>> start

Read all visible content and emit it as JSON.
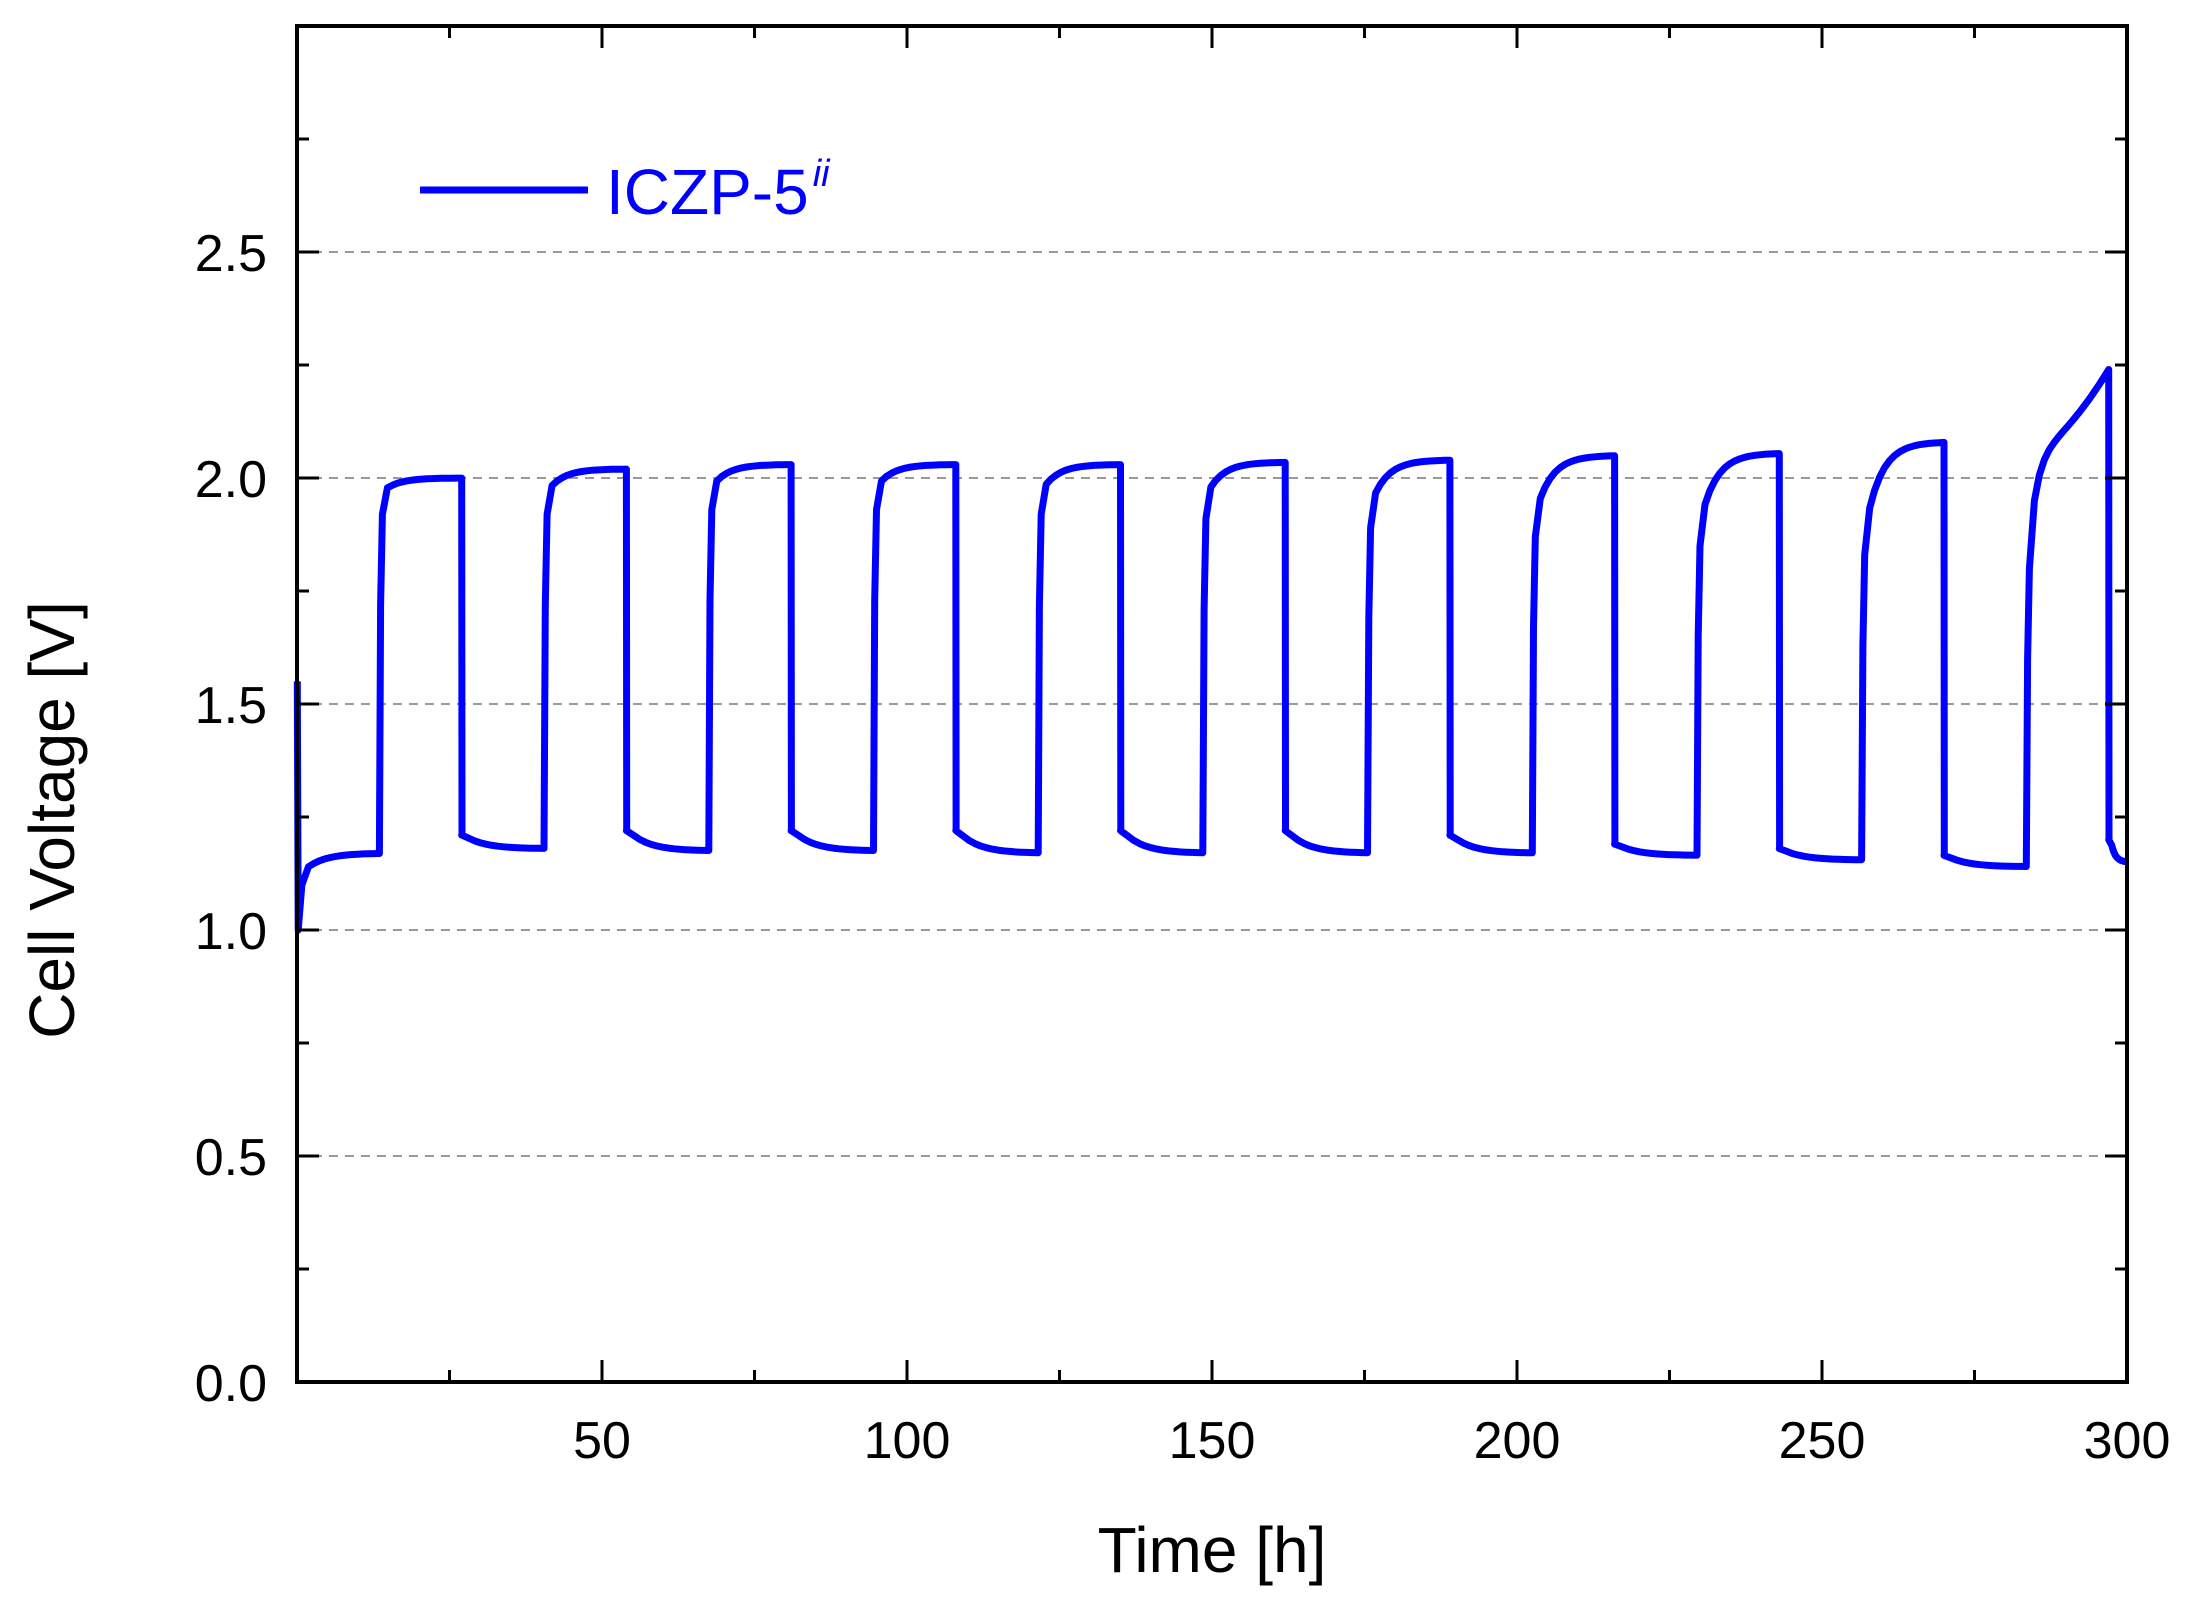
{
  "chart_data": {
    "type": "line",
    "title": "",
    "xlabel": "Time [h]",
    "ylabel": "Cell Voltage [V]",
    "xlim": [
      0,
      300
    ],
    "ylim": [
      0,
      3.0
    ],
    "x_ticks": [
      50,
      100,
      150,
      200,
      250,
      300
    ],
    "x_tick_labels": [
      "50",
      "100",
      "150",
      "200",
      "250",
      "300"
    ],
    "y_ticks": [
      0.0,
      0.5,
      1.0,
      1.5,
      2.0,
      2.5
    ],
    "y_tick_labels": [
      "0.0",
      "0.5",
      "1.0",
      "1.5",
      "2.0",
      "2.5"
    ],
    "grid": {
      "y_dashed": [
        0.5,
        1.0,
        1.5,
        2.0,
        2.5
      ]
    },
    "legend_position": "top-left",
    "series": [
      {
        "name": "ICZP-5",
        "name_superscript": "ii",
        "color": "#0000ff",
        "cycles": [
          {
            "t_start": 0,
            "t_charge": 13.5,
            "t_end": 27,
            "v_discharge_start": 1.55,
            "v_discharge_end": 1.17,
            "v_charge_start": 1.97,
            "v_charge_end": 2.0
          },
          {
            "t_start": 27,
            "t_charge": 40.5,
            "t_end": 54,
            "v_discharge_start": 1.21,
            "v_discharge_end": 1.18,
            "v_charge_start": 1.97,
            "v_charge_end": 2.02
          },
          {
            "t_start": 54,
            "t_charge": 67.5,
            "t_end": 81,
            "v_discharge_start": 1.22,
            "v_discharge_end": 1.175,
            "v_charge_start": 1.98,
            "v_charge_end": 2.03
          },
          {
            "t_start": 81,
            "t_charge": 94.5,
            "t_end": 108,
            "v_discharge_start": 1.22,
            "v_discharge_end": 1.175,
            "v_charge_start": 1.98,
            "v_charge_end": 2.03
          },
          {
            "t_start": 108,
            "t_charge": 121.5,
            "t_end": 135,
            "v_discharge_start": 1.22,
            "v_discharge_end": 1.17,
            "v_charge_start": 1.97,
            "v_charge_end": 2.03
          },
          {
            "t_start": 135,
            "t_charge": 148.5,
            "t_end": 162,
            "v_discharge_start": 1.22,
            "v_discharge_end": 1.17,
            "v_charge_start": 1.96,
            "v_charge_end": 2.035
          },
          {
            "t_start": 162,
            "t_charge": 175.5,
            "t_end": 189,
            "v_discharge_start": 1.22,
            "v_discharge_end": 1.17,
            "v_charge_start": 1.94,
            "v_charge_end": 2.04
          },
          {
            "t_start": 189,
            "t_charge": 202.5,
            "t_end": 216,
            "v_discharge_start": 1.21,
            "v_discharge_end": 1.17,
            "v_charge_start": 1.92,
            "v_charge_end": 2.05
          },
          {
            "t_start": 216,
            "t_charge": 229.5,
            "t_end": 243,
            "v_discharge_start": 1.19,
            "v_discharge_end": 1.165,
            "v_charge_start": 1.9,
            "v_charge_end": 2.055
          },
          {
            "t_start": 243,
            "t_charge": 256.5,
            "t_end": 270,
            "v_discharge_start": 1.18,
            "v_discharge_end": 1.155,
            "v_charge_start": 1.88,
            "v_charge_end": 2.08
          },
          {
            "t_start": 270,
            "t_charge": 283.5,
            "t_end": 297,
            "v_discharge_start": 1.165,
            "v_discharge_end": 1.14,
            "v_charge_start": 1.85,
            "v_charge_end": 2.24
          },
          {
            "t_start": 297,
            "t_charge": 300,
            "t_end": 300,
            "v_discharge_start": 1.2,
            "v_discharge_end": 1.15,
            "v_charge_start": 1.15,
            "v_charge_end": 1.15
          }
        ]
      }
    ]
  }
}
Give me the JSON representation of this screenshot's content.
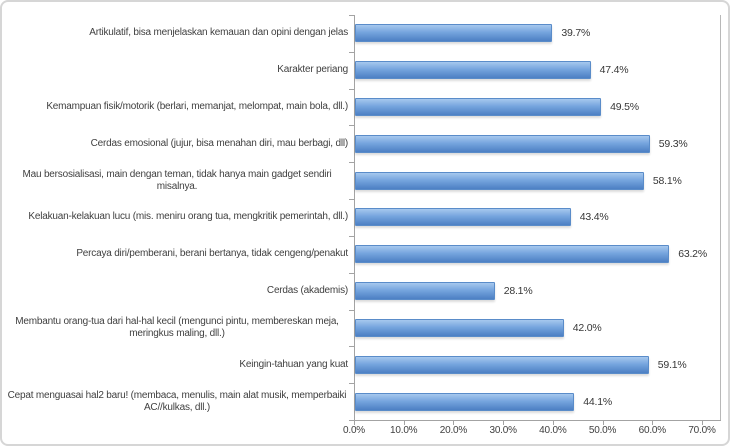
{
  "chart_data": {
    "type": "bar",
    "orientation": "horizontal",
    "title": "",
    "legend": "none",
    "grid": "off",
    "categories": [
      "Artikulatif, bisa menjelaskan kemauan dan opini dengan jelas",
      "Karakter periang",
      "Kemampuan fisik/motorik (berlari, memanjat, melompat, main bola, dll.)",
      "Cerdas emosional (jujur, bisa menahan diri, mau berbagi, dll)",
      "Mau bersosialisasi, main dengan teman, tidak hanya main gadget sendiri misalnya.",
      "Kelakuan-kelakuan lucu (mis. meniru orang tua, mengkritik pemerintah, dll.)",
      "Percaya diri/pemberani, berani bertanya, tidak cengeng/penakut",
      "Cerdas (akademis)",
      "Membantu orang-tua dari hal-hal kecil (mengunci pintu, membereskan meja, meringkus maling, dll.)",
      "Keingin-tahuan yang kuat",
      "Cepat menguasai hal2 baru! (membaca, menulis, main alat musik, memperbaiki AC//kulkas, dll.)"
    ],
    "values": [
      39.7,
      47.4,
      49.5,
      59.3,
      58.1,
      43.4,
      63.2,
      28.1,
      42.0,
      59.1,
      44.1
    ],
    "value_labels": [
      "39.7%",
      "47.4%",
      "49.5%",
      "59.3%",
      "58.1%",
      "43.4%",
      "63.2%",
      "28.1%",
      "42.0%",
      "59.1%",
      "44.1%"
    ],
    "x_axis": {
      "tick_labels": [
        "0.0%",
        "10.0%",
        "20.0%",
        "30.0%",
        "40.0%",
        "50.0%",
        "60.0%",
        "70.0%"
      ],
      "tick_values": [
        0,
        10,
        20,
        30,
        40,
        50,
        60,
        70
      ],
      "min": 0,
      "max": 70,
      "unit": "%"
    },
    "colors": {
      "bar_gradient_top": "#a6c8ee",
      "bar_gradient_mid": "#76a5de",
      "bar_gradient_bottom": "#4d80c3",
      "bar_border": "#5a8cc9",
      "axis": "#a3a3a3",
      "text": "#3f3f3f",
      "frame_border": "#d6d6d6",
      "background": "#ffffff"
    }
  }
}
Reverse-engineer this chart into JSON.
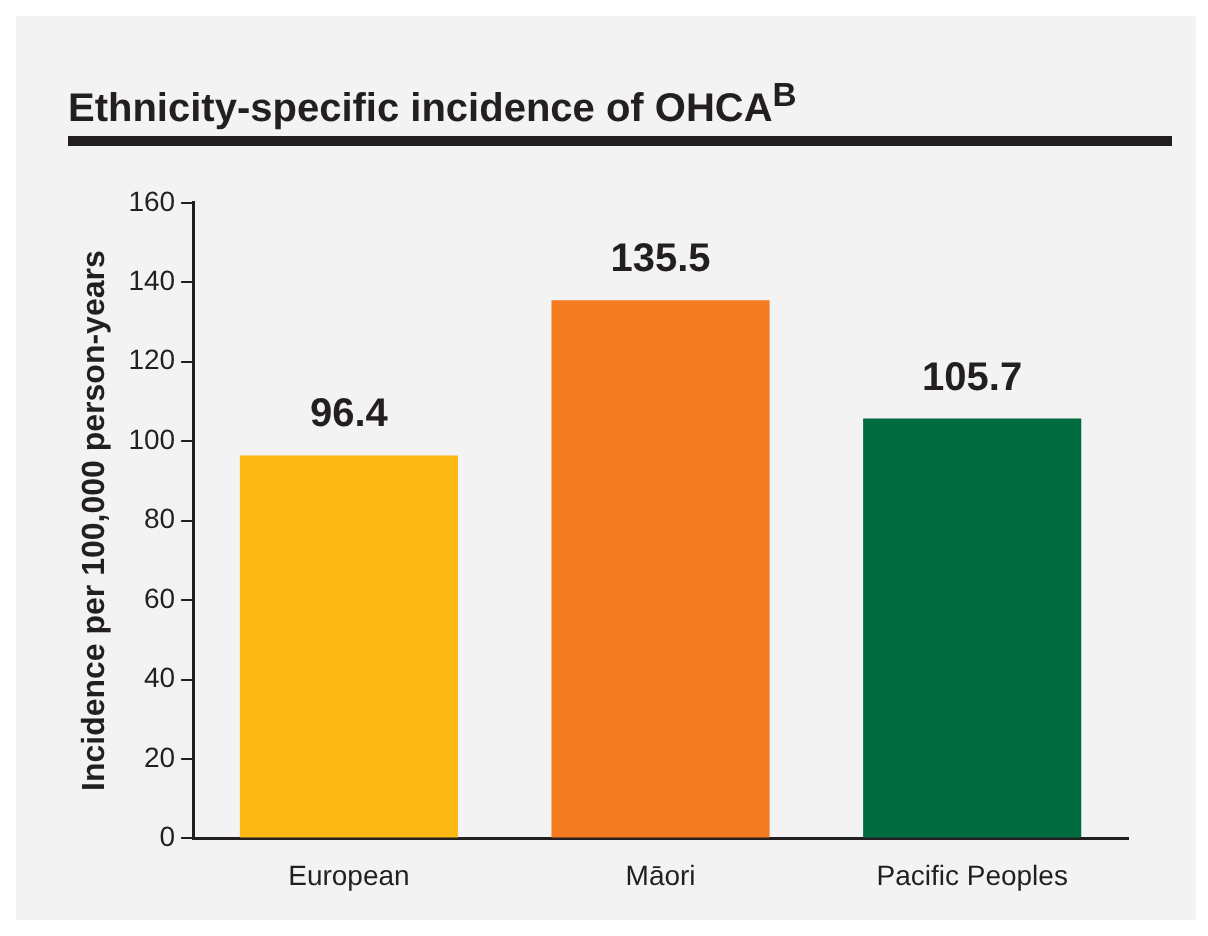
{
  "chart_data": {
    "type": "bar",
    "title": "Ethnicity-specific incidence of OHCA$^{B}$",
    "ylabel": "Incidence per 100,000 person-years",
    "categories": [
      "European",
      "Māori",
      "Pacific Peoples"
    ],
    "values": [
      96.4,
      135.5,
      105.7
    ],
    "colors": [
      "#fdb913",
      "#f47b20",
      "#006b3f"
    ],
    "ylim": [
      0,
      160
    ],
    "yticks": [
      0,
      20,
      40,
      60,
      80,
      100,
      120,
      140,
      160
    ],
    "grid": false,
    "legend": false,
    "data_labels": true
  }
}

>> end

Exercise directions.
Quote every record above exactly, omitting any pictures they contain.

Exercise result.
Read all visible content and emit it as JSON.
{
  "chart_data": {
    "type": "line",
    "title": "",
    "xlabel": "Time [h]",
    "ylabel": "Cell Voltage [V]",
    "xlim": [
      0,
      300
    ],
    "ylim": [
      0,
      3.0
    ],
    "x_ticks": [
      50,
      100,
      150,
      200,
      250,
      300
    ],
    "x_tick_labels": [
      "50",
      "100",
      "150",
      "200",
      "250",
      "300"
    ],
    "y_ticks": [
      0.0,
      0.5,
      1.0,
      1.5,
      2.0,
      2.5
    ],
    "y_tick_labels": [
      "0.0",
      "0.5",
      "1.0",
      "1.5",
      "2.0",
      "2.5"
    ],
    "grid": {
      "y_dashed": [
        0.5,
        1.0,
        1.5,
        2.0,
        2.5
      ]
    },
    "legend_position": "top-left",
    "series": [
      {
        "name": "ICZP-5",
        "name_superscript": "ii",
        "color": "#0000ff",
        "cycles": [
          {
            "t_start": 0,
            "t_charge": 13.5,
            "t_end": 27,
            "v_discharge_start": 1.55,
            "v_discharge_end": 1.17,
            "v_charge_start": 1.97,
            "v_charge_end": 2.0
          },
          {
            "t_start": 27,
            "t_charge": 40.5,
            "t_end": 54,
            "v_discharge_start": 1.21,
            "v_discharge_end": 1.18,
            "v_charge_start": 1.97,
            "v_charge_end": 2.02
          },
          {
            "t_start": 54,
            "t_charge": 67.5,
            "t_end": 81,
            "v_discharge_start": 1.22,
            "v_discharge_end": 1.175,
            "v_charge_start": 1.98,
            "v_charge_end": 2.03
          },
          {
            "t_start": 81,
            "t_charge": 94.5,
            "t_end": 108,
            "v_discharge_start": 1.22,
            "v_discharge_end": 1.175,
            "v_charge_start": 1.98,
            "v_charge_end": 2.03
          },
          {
            "t_start": 108,
            "t_charge": 121.5,
            "t_end": 135,
            "v_discharge_start": 1.22,
            "v_discharge_end": 1.17,
            "v_charge_start": 1.97,
            "v_charge_end": 2.03
          },
          {
            "t_start": 135,
            "t_charge": 148.5,
            "t_end": 162,
            "v_discharge_start": 1.22,
            "v_discharge_end": 1.17,
            "v_charge_start": 1.96,
            "v_charge_end": 2.035
          },
          {
            "t_start": 162,
            "t_charge": 175.5,
            "t_end": 189,
            "v_discharge_start": 1.22,
            "v_discharge_end": 1.17,
            "v_charge_start": 1.94,
            "v_charge_end": 2.04
          },
          {
            "t_start": 189,
            "t_charge": 202.5,
            "t_end": 216,
            "v_discharge_start": 1.21,
            "v_discharge_end": 1.17,
            "v_charge_start": 1.92,
            "v_charge_end": 2.05
          },
          {
            "t_start": 216,
            "t_charge": 229.5,
            "t_end": 243,
            "v_discharge_start": 1.19,
            "v_discharge_end": 1.165,
            "v_charge_start": 1.9,
            "v_charge_end": 2.055
          },
          {
            "t_start": 243,
            "t_charge": 256.5,
            "t_end": 270,
            "v_discharge_start": 1.18,
            "v_discharge_end": 1.155,
            "v_charge_start": 1.88,
            "v_charge_end": 2.08
          },
          {
            "t_start": 270,
            "t_charge": 283.5,
            "t_end": 297,
            "v_discharge_start": 1.165,
            "v_discharge_end": 1.14,
            "v_charge_start": 1.85,
            "v_charge_end": 2.24
          },
          {
            "t_start": 297,
            "t_charge": 300,
            "t_end": 300,
            "v_discharge_start": 1.2,
            "v_discharge_end": 1.15,
            "v_charge_start": 1.15,
            "v_charge_end": 1.15
          }
        ]
      }
    ]
  }
}
Give me the JSON representation of this screenshot's content.
{
  "chart_data": {
    "type": "bar",
    "orientation": "horizontal",
    "title": "",
    "legend": "none",
    "grid": "off",
    "categories": [
      "Artikulatif, bisa menjelaskan kemauan dan opini dengan jelas",
      "Karakter periang",
      "Kemampuan fisik/motorik (berlari, memanjat, melompat, main bola, dll.)",
      "Cerdas emosional (jujur, bisa menahan diri, mau berbagi, dll)",
      "Mau bersosialisasi, main dengan teman, tidak hanya main gadget sendiri misalnya.",
      "Kelakuan-kelakuan lucu (mis. meniru orang tua, mengkritik pemerintah, dll.)",
      "Percaya diri/pemberani, berani bertanya, tidak cengeng/penakut",
      "Cerdas (akademis)",
      "Membantu orang-tua dari hal-hal kecil (mengunci pintu, membereskan meja, meringkus maling, dll.)",
      "Keingin-tahuan yang kuat",
      "Cepat menguasai hal2 baru! (membaca, menulis, main alat musik, memperbaiki AC//kulkas, dll.)"
    ],
    "values": [
      39.7,
      47.4,
      49.5,
      59.3,
      58.1,
      43.4,
      63.2,
      28.1,
      42.0,
      59.1,
      44.1
    ],
    "value_labels": [
      "39.7%",
      "47.4%",
      "49.5%",
      "59.3%",
      "58.1%",
      "43.4%",
      "63.2%",
      "28.1%",
      "42.0%",
      "59.1%",
      "44.1%"
    ],
    "x_axis": {
      "tick_labels": [
        "0.0%",
        "10.0%",
        "20.0%",
        "30.0%",
        "40.0%",
        "50.0%",
        "60.0%",
        "70.0%"
      ],
      "tick_values": [
        0,
        10,
        20,
        30,
        40,
        50,
        60,
        70
      ],
      "min": 0,
      "max": 70,
      "unit": "%"
    },
    "colors": {
      "bar_gradient_top": "#a6c8ee",
      "bar_gradient_mid": "#76a5de",
      "bar_gradient_bottom": "#4d80c3",
      "bar_border": "#5a8cc9",
      "axis": "#a3a3a3",
      "text": "#3f3f3f",
      "frame_border": "#d6d6d6",
      "background": "#ffffff"
    }
  }
}
Reverse-engineer this chart into JSON.
{
  "chart_data": {
    "type": "bar",
    "title": "Ethnicity-specific incidence of OHCA$^{B}$",
    "ylabel": "Incidence per 100,000 person-years",
    "categories": [
      "European",
      "Māori",
      "Pacific Peoples"
    ],
    "values": [
      96.4,
      135.5,
      105.7
    ],
    "colors": [
      "#fdb913",
      "#f47b20",
      "#006b3f"
    ],
    "ylim": [
      0,
      160
    ],
    "yticks": [
      0,
      20,
      40,
      60,
      80,
      100,
      120,
      140,
      160
    ],
    "grid": false,
    "legend": false,
    "data_labels": true
  }
}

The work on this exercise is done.